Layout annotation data
☆ ☆ ☆ ☆
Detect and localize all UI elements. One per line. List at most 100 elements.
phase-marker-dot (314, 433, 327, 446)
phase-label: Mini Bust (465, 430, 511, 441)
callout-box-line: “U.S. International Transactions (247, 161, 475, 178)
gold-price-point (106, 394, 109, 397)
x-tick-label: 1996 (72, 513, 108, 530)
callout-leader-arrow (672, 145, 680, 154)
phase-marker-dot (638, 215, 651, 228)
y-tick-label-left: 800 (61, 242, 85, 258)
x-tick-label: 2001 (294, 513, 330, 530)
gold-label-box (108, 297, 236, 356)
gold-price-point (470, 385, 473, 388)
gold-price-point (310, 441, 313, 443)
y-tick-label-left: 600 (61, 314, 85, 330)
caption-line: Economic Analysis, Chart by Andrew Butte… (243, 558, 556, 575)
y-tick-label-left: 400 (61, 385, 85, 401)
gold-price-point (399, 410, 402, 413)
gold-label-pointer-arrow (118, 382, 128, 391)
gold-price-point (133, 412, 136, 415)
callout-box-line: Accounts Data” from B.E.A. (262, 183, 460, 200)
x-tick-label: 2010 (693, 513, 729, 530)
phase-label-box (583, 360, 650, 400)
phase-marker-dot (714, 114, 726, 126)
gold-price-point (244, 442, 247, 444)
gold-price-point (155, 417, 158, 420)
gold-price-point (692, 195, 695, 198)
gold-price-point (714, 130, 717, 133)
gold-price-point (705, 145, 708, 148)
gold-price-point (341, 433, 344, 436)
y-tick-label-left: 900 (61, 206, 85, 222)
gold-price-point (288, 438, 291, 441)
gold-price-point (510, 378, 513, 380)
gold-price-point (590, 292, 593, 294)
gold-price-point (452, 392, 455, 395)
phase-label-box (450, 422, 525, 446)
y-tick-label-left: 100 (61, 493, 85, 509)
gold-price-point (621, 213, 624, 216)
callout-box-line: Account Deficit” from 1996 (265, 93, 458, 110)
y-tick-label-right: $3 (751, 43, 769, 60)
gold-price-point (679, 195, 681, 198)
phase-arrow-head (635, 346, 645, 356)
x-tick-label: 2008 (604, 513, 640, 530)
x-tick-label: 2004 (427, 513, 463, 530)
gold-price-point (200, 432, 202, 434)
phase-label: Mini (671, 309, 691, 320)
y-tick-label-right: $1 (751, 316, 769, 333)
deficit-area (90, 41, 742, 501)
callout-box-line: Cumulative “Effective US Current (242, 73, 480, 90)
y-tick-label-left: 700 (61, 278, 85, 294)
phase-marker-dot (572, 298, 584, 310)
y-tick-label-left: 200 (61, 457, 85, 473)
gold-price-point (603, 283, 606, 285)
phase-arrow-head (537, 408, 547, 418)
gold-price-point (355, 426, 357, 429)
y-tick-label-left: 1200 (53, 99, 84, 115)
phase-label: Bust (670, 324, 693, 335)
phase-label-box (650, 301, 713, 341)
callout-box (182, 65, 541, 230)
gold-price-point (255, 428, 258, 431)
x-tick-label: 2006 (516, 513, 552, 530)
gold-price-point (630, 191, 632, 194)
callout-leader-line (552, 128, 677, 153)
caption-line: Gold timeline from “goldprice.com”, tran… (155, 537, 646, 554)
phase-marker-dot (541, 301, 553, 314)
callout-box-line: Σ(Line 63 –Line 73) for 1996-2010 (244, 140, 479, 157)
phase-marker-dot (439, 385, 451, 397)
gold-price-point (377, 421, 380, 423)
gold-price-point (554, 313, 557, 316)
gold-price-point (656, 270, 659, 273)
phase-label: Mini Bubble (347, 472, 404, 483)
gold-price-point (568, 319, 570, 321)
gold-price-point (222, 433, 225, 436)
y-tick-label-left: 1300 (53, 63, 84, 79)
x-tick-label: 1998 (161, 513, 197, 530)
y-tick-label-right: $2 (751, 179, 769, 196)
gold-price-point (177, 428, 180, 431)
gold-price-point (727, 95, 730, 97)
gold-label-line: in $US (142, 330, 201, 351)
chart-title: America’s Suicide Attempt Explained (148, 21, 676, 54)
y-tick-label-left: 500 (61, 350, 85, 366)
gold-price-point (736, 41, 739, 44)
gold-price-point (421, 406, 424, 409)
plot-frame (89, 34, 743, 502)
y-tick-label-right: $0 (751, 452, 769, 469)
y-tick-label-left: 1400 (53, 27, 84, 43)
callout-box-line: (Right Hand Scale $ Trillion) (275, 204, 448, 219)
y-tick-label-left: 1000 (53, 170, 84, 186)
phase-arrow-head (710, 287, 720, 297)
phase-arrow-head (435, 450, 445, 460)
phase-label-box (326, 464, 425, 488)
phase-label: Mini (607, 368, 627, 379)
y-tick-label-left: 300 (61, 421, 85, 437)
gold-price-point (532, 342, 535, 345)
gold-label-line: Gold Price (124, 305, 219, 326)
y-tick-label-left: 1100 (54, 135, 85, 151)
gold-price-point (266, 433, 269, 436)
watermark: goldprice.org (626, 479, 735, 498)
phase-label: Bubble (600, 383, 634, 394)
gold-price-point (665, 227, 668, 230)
☆ ☆ ☆ ☆
Description of the task ▸ How many lines in the data above contain the string "Bust"? Reply with the number alone.

Task response ▸ 2